Goal: Transcribe verbatim every line from the line containing "Serialize everything readable" to the end of the entries, including both endpoints. Output nothing beyond those lines.

Extracted data:
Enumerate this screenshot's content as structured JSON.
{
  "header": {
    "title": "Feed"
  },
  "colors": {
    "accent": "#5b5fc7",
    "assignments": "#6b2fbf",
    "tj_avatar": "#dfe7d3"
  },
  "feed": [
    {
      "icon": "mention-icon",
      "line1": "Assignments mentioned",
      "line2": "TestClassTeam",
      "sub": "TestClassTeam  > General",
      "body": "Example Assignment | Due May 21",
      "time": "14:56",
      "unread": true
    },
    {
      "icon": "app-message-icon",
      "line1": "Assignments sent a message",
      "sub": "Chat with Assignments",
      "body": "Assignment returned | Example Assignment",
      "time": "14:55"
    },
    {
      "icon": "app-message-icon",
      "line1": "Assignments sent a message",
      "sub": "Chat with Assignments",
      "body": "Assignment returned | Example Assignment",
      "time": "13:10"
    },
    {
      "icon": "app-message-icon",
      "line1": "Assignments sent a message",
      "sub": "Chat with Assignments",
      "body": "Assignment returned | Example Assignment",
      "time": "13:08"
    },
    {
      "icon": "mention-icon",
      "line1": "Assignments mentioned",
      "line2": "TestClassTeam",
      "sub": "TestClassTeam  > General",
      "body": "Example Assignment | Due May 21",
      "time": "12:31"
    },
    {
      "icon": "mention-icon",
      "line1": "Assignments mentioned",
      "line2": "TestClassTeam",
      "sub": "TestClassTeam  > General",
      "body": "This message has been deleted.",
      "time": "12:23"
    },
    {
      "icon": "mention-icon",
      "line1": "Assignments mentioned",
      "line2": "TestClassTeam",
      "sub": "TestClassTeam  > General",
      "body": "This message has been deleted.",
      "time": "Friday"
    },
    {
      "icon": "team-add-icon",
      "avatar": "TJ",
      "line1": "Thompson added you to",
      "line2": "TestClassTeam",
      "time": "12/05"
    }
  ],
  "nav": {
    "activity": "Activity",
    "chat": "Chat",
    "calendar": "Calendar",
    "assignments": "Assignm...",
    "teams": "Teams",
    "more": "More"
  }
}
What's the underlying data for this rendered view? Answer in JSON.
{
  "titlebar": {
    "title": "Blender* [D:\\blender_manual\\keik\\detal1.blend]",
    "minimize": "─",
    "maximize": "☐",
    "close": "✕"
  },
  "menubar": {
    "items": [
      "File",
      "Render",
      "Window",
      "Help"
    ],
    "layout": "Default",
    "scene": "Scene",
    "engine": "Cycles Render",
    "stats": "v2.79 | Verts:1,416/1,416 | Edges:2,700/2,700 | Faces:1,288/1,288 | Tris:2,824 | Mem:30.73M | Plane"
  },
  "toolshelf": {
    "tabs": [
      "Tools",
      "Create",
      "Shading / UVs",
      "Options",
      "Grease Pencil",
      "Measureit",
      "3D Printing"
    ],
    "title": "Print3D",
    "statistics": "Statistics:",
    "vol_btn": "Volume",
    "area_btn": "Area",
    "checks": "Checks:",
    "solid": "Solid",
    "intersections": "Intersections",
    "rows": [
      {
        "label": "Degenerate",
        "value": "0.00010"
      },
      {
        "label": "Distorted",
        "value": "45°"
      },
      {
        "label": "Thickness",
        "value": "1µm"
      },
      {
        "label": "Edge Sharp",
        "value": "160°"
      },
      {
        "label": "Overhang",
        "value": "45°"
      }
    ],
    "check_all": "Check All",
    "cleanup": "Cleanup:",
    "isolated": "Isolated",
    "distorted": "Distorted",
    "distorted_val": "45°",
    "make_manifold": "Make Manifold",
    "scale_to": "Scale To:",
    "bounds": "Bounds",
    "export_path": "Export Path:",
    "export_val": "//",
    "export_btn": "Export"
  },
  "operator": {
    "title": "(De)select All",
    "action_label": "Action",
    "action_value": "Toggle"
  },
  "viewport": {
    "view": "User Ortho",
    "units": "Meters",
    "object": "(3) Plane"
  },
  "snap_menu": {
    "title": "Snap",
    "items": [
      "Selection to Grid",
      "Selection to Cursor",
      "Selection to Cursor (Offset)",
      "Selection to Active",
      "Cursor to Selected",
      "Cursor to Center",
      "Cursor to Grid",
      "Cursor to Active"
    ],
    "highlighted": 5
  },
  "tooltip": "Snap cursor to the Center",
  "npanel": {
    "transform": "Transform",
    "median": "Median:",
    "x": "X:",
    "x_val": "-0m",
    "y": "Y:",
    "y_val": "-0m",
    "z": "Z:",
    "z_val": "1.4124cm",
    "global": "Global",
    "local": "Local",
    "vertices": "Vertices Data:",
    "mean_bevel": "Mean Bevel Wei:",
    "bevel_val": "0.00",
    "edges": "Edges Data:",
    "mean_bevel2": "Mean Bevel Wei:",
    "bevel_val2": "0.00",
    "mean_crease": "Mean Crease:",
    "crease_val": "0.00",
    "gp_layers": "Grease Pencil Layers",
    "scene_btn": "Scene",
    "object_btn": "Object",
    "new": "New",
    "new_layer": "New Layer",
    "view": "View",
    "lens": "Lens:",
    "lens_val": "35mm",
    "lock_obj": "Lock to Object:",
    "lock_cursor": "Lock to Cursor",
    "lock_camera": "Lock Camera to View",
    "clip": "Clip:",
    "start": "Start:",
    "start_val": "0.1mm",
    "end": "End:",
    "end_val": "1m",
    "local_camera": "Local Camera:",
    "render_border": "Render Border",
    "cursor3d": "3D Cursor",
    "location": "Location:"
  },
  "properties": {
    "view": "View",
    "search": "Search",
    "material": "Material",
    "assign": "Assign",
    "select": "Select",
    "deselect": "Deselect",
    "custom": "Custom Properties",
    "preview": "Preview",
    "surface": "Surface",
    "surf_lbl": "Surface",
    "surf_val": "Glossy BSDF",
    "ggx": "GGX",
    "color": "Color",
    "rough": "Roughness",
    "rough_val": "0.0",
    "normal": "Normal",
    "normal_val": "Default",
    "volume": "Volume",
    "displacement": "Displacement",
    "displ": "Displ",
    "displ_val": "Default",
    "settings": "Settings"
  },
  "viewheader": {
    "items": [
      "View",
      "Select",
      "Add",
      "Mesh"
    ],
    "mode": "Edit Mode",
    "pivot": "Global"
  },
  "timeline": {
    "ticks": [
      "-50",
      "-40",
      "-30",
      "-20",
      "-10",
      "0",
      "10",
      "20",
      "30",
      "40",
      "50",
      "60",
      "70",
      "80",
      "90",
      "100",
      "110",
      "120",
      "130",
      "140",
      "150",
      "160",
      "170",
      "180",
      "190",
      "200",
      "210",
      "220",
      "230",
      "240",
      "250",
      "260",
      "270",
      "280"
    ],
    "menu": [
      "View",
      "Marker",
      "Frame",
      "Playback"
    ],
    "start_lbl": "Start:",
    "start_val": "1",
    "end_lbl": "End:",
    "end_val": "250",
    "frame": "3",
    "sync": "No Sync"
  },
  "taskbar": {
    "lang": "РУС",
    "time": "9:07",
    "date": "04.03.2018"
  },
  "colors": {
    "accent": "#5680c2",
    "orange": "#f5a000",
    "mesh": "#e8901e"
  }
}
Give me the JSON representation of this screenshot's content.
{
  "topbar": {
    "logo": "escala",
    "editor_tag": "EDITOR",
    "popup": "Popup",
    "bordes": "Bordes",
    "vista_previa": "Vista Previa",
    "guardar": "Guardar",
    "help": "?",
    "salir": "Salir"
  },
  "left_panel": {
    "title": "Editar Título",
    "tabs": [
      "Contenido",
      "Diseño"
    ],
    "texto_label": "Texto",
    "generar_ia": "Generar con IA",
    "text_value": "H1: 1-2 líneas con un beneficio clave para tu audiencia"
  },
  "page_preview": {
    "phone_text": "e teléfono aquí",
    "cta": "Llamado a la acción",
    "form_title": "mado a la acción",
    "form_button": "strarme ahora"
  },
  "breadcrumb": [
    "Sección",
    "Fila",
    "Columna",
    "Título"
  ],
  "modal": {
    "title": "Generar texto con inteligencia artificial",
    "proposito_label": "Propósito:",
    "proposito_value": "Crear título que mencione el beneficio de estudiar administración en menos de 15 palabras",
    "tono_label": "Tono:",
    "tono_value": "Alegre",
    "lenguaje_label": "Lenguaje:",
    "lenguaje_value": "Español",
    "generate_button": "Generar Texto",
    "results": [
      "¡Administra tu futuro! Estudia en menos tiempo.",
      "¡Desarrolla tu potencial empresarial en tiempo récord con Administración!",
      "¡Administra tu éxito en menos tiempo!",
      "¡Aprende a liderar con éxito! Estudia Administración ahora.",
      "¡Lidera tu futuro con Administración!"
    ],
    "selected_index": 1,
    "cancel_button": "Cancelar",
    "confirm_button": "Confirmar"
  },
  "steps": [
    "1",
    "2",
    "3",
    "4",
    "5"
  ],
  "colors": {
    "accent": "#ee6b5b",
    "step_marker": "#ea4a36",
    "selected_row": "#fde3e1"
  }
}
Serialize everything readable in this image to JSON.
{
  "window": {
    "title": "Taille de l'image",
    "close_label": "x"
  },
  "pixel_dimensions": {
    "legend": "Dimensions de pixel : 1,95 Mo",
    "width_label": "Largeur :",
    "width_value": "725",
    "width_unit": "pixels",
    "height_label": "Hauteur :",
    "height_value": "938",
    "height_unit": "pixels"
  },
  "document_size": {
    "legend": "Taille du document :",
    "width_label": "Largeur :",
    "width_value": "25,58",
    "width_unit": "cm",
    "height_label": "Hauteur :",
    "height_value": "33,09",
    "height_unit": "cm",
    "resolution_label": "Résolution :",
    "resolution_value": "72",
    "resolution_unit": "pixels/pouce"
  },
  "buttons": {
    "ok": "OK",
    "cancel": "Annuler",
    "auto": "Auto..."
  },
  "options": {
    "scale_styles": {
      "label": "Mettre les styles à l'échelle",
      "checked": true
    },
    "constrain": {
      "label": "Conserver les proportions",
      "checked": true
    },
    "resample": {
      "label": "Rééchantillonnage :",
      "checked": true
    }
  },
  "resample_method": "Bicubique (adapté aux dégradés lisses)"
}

Written answer:
Serialize everything readable in this image to JSON.
{
  "window": {
    "title": "Taille de l'image",
    "close_label": "x"
  },
  "pixel_dimensions": {
    "legend": "Dimensions de pixel : 1,95 Mo",
    "width_label": "Largeur :",
    "width_value": "725",
    "width_unit": "pixels",
    "height_label": "Hauteur :",
    "height_value": "938",
    "height_unit": "pixels"
  },
  "document_size": {
    "legend": "Taille du document :",
    "width_label": "Largeur :",
    "width_value": "25,58",
    "width_unit": "cm",
    "height_label": "Hauteur :",
    "height_value": "33,09",
    "height_unit": "cm",
    "resolution_label": "Résolution :",
    "resolution_value": "72",
    "resolution_unit": "pixels/pouce"
  },
  "buttons": {
    "ok": "OK",
    "cancel": "Annuler",
    "auto": "Auto..."
  },
  "options": {
    "scale_styles": {
      "label": "Mettre les styles à l'échelle",
      "checked": true
    },
    "constrain": {
      "label": "Conserver les proportions",
      "checked": true
    },
    "resample": {
      "label": "Rééchantillonnage :",
      "checked": true
    }
  },
  "resample_method": "Bicubique (adapté aux dégradés lisses)"
}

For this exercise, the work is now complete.